→ Required work
Using the listing below, copy every line that mentions "JSON".

Collected data
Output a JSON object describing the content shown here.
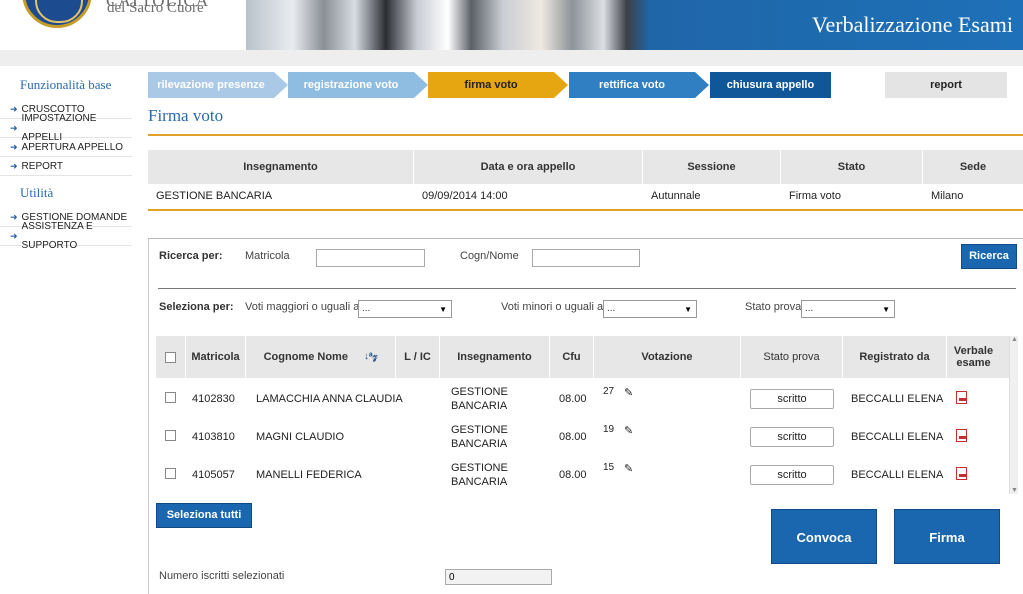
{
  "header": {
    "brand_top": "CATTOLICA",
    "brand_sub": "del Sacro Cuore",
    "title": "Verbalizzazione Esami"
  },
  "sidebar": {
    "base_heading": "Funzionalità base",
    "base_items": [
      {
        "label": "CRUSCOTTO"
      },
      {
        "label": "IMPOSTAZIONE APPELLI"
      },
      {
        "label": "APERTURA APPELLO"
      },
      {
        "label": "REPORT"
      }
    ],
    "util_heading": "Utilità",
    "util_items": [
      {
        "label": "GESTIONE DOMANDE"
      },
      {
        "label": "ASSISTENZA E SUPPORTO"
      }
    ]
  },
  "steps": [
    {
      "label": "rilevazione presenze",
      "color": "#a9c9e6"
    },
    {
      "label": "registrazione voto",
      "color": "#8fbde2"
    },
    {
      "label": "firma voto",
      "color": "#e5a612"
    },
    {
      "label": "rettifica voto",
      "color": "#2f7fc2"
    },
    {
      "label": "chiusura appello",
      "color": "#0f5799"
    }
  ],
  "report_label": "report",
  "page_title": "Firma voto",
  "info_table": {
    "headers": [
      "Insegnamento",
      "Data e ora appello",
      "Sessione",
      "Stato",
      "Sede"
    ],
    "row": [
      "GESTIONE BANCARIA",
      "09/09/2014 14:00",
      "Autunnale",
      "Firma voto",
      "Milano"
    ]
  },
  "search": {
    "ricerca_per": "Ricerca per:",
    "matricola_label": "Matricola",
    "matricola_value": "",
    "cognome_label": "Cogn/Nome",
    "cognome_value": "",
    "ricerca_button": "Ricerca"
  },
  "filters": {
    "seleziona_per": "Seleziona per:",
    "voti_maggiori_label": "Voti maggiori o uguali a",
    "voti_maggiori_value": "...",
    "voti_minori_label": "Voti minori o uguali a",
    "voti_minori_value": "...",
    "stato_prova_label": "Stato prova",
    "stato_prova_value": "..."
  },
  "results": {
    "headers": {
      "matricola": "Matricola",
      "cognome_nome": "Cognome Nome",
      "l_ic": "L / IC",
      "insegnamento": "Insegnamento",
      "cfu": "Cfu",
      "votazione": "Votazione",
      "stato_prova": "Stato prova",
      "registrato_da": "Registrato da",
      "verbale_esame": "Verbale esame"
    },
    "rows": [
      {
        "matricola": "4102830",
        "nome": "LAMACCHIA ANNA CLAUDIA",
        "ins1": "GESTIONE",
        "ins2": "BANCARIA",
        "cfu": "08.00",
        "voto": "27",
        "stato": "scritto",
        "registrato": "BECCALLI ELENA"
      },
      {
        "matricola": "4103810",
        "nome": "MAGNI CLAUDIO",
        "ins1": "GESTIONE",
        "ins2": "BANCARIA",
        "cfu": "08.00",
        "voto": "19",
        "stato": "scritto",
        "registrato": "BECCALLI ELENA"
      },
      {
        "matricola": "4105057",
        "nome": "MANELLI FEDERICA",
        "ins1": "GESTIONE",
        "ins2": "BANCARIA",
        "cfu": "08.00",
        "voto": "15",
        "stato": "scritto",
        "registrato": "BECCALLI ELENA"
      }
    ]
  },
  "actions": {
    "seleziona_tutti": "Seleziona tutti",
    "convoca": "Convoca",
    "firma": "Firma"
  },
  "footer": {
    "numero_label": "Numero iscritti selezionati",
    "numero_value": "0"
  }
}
==
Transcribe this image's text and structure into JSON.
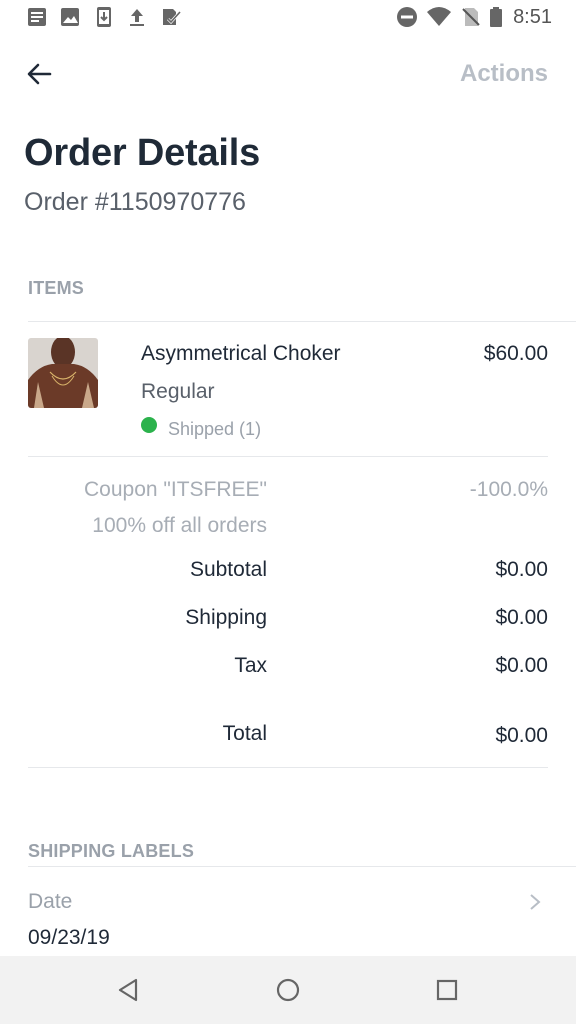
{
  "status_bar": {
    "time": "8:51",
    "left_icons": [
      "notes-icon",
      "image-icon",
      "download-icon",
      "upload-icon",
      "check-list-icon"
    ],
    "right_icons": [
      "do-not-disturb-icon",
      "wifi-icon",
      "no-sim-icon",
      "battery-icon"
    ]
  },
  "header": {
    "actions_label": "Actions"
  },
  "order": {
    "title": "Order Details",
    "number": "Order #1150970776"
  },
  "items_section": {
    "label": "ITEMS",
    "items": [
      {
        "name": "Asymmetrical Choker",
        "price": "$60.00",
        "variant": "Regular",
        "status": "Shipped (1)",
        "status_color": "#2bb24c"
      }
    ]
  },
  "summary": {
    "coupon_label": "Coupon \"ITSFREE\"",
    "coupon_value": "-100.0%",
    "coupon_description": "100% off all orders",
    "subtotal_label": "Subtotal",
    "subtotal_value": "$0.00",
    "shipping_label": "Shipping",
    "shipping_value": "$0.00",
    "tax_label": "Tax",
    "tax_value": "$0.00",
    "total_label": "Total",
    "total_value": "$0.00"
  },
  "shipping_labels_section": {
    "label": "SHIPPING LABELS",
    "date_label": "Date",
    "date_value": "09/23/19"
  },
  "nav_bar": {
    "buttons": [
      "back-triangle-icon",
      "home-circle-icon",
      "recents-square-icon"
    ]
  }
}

→ Reply to the exercise
Output a JSON object describing the content shown here.
Transcribe this image's text and structure into JSON.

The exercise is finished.